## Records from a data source
:::

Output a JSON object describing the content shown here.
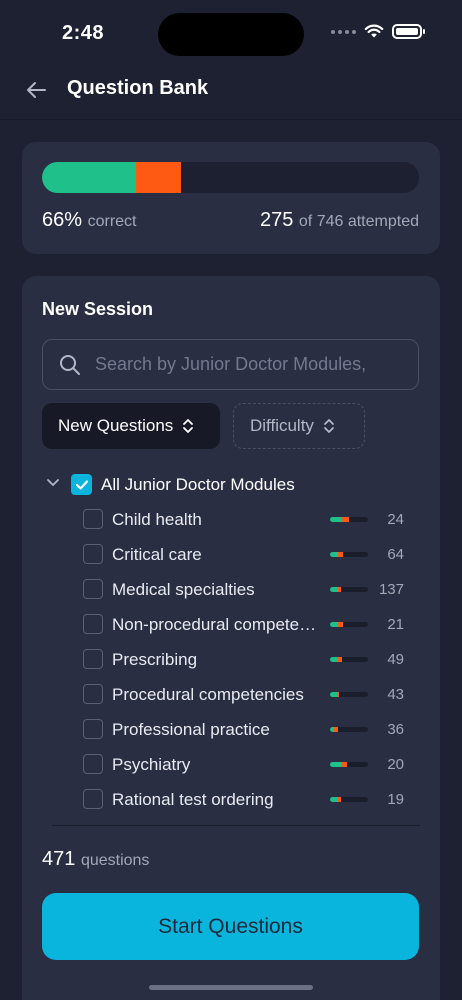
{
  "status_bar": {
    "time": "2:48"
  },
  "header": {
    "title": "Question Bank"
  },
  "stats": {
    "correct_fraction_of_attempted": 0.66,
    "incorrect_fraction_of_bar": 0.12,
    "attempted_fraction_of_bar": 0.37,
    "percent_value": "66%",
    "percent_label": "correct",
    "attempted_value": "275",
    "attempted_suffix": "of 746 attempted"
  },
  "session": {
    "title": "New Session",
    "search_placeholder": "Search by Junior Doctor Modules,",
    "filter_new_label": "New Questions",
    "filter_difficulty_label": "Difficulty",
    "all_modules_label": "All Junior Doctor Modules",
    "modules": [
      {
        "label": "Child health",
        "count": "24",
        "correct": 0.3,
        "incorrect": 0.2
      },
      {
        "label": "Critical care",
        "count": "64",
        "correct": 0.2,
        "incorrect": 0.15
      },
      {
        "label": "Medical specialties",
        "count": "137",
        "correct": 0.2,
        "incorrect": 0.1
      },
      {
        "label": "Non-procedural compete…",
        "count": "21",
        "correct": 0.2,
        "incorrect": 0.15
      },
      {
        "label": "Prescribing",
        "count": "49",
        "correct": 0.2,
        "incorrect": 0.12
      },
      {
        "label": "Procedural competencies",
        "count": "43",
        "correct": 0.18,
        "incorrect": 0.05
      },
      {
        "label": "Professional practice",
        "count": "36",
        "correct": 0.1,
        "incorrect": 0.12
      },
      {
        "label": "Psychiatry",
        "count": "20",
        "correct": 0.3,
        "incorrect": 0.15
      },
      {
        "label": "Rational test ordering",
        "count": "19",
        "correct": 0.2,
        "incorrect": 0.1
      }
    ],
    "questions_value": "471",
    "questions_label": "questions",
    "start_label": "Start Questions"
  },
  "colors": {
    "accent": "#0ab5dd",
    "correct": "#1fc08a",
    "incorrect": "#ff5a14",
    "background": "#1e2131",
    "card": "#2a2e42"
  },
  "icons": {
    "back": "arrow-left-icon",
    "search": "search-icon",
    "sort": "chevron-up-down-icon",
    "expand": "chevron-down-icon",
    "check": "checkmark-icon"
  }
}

:::

## Work to complete
Leave every image out, and retype the material exactly.

## Answer to this problem
Output a JSON object describing the content shown here.
{
  "status_bar": {
    "time": "2:48"
  },
  "header": {
    "title": "Question Bank"
  },
  "stats": {
    "correct_fraction_of_attempted": 0.66,
    "incorrect_fraction_of_bar": 0.12,
    "attempted_fraction_of_bar": 0.37,
    "percent_value": "66%",
    "percent_label": "correct",
    "attempted_value": "275",
    "attempted_suffix": "of 746 attempted"
  },
  "session": {
    "title": "New Session",
    "search_placeholder": "Search by Junior Doctor Modules,",
    "filter_new_label": "New Questions",
    "filter_difficulty_label": "Difficulty",
    "all_modules_label": "All Junior Doctor Modules",
    "modules": [
      {
        "label": "Child health",
        "count": "24",
        "correct": 0.3,
        "incorrect": 0.2
      },
      {
        "label": "Critical care",
        "count": "64",
        "correct": 0.2,
        "incorrect": 0.15
      },
      {
        "label": "Medical specialties",
        "count": "137",
        "correct": 0.2,
        "incorrect": 0.1
      },
      {
        "label": "Non-procedural compete…",
        "count": "21",
        "correct": 0.2,
        "incorrect": 0.15
      },
      {
        "label": "Prescribing",
        "count": "49",
        "correct": 0.2,
        "incorrect": 0.12
      },
      {
        "label": "Procedural competencies",
        "count": "43",
        "correct": 0.18,
        "incorrect": 0.05
      },
      {
        "label": "Professional practice",
        "count": "36",
        "correct": 0.1,
        "incorrect": 0.12
      },
      {
        "label": "Psychiatry",
        "count": "20",
        "correct": 0.3,
        "incorrect": 0.15
      },
      {
        "label": "Rational test ordering",
        "count": "19",
        "correct": 0.2,
        "incorrect": 0.1
      }
    ],
    "questions_value": "471",
    "questions_label": "questions",
    "start_label": "Start Questions"
  },
  "colors": {
    "accent": "#0ab5dd",
    "correct": "#1fc08a",
    "incorrect": "#ff5a14",
    "background": "#1e2131",
    "card": "#2a2e42"
  },
  "icons": {
    "back": "arrow-left-icon",
    "search": "search-icon",
    "sort": "chevron-up-down-icon",
    "expand": "chevron-down-icon",
    "check": "checkmark-icon"
  }
}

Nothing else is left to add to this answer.